• To be done: Write down each entry again, exactly as it reads.

Figure collection entries

::::::

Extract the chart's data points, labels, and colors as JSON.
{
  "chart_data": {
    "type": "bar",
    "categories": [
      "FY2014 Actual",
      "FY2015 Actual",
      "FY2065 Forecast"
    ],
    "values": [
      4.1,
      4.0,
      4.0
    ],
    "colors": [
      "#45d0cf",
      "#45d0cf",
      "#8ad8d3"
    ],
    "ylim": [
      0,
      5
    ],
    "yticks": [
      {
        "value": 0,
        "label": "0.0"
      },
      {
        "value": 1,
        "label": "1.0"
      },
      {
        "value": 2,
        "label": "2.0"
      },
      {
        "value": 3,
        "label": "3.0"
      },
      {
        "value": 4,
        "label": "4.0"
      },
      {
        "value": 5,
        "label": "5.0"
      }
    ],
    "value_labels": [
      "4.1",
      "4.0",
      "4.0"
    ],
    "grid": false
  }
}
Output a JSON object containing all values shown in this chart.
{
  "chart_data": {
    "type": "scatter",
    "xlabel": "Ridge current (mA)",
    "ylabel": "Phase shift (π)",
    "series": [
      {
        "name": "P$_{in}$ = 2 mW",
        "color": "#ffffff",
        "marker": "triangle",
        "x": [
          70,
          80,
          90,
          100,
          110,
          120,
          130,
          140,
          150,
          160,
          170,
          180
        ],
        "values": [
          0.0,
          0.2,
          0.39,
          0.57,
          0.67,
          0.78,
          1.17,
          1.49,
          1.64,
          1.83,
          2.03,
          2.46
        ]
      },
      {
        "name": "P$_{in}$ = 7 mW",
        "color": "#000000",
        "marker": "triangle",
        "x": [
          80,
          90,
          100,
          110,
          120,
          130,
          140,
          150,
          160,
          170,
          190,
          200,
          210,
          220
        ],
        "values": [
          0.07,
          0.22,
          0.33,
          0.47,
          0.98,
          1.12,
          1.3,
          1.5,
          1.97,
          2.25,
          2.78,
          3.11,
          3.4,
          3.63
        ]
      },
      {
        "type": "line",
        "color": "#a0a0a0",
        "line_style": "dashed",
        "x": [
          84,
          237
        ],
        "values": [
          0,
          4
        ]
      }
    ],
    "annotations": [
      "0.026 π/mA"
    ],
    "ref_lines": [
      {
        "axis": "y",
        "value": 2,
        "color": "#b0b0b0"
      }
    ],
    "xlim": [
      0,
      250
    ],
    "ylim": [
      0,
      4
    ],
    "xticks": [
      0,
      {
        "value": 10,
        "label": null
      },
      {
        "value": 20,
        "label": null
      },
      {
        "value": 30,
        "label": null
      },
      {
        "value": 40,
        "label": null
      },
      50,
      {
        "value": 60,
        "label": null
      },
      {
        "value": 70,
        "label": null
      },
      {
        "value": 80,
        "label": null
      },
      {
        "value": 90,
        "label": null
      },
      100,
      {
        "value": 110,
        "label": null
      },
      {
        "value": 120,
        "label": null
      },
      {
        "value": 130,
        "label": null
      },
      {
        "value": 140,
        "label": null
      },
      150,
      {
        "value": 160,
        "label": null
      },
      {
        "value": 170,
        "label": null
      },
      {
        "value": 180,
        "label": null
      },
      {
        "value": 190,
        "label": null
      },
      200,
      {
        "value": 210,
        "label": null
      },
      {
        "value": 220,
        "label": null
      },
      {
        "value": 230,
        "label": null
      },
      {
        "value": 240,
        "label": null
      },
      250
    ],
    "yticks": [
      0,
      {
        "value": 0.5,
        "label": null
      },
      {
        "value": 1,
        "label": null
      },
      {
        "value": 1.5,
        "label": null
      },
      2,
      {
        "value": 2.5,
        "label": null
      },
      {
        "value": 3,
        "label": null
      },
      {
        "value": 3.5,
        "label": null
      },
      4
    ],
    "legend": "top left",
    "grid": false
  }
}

::::::

• Full response:
Extract the chart's data points, labels, and colors as JSON.
{
  "chart_data": {
    "type": "bar",
    "categories": [
      "FY2014 Actual",
      "FY2015 Actual",
      "FY2065 Forecast"
    ],
    "values": [
      4.1,
      4.0,
      4.0
    ],
    "colors": [
      "#45d0cf",
      "#45d0cf",
      "#8ad8d3"
    ],
    "ylim": [
      0,
      5
    ],
    "yticks": [
      {
        "value": 0,
        "label": "0.0"
      },
      {
        "value": 1,
        "label": "1.0"
      },
      {
        "value": 2,
        "label": "2.0"
      },
      {
        "value": 3,
        "label": "3.0"
      },
      {
        "value": 4,
        "label": "4.0"
      },
      {
        "value": 5,
        "label": "5.0"
      }
    ],
    "value_labels": [
      "4.1",
      "4.0",
      "4.0"
    ],
    "grid": false
  }
}
Output a JSON object containing all values shown in this chart.
{
  "chart_data": {
    "type": "scatter",
    "xlabel": "Ridge current (mA)",
    "ylabel": "Phase shift (π)",
    "series": [
      {
        "name": "P$_{in}$ = 2 mW",
        "color": "#ffffff",
        "marker": "triangle",
        "x": [
          70,
          80,
          90,
          100,
          110,
          120,
          130,
          140,
          150,
          160,
          170,
          180
        ],
        "values": [
          0.0,
          0.2,
          0.39,
          0.57,
          0.67,
          0.78,
          1.17,
          1.49,
          1.64,
          1.83,
          2.03,
          2.46
        ]
      },
      {
        "name": "P$_{in}$ = 7 mW",
        "color": "#000000",
        "marker": "triangle",
        "x": [
          80,
          90,
          100,
          110,
          120,
          130,
          140,
          150,
          160,
          170,
          190,
          200,
          210,
          220
        ],
        "values": [
          0.07,
          0.22,
          0.33,
          0.47,
          0.98,
          1.12,
          1.3,
          1.5,
          1.97,
          2.25,
          2.78,
          3.11,
          3.4,
          3.63
        ]
      },
      {
        "type": "line",
        "color": "#a0a0a0",
        "line_style": "dashed",
        "x": [
          84,
          237
        ],
        "values": [
          0,
          4
        ]
      }
    ],
    "annotations": [
      "0.026 π/mA"
    ],
    "ref_lines": [
      {
        "axis": "y",
        "value": 2,
        "color": "#b0b0b0"
      }
    ],
    "xlim": [
      0,
      250
    ],
    "ylim": [
      0,
      4
    ],
    "xticks": [
      0,
      {
        "value": 10,
        "label": null
      },
      {
        "value": 20,
        "label": null
      },
      {
        "value": 30,
        "label": null
      },
      {
        "value": 40,
        "label": null
      },
      50,
      {
        "value": 60,
        "label": null
      },
      {
        "value": 70,
        "label": null
      },
      {
        "value": 80,
        "label": null
      },
      {
        "value": 90,
        "label": null
      },
      100,
      {
        "value": 110,
        "label": null
      },
      {
        "value": 120,
        "label": null
      },
      {
        "value": 130,
        "label": null
      },
      {
        "value": 140,
        "label": null
      },
      150,
      {
        "value": 160,
        "label": null
      },
      {
        "value": 170,
        "label": null
      },
      {
        "value": 180,
        "label": null
      },
      {
        "value": 190,
        "label": null
      },
      200,
      {
        "value": 210,
        "label": null
      },
      {
        "value": 220,
        "label": null
      },
      {
        "value": 230,
        "label": null
      },
      {
        "value": 240,
        "label": null
      },
      250
    ],
    "yticks": [
      0,
      {
        "value": 0.5,
        "label": null
      },
      {
        "value": 1,
        "label": null
      },
      {
        "value": 1.5,
        "label": null
      },
      2,
      {
        "value": 2.5,
        "label": null
      },
      {
        "value": 3,
        "label": null
      },
      {
        "value": 3.5,
        "label": null
      },
      4
    ],
    "legend": "top left",
    "grid": false
  }
}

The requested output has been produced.